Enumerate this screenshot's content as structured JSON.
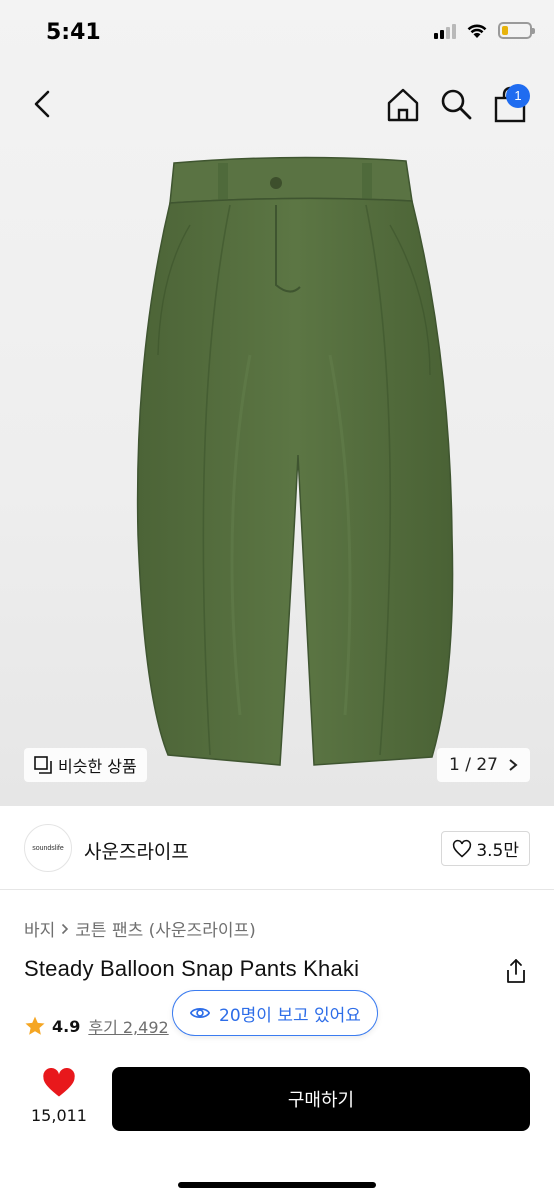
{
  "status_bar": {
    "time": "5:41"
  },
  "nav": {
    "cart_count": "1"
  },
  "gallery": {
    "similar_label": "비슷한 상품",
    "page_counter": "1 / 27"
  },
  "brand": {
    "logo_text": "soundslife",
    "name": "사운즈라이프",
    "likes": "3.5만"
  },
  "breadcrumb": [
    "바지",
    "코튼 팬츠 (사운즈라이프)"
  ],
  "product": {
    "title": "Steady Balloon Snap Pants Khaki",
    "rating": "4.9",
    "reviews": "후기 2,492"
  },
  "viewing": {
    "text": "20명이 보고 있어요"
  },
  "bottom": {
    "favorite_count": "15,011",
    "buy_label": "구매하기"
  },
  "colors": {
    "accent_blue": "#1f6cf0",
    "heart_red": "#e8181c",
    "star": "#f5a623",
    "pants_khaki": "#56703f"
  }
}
=-=-=
Task prompt | Every line of text is to be repeated exactly; pictures are left out.

Answer for the task |
Enumerate this screenshot's content as structured JSON.
{
  "status_bar": {
    "time": "5:41"
  },
  "nav": {
    "cart_count": "1"
  },
  "gallery": {
    "similar_label": "비슷한 상품",
    "page_counter": "1 / 27"
  },
  "brand": {
    "logo_text": "soundslife",
    "name": "사운즈라이프",
    "likes": "3.5만"
  },
  "breadcrumb": [
    "바지",
    "코튼 팬츠 (사운즈라이프)"
  ],
  "product": {
    "title": "Steady Balloon Snap Pants Khaki",
    "rating": "4.9",
    "reviews": "후기 2,492"
  },
  "viewing": {
    "text": "20명이 보고 있어요"
  },
  "bottom": {
    "favorite_count": "15,011",
    "buy_label": "구매하기"
  },
  "colors": {
    "accent_blue": "#1f6cf0",
    "heart_red": "#e8181c",
    "star": "#f5a623",
    "pants_khaki": "#56703f"
  }
}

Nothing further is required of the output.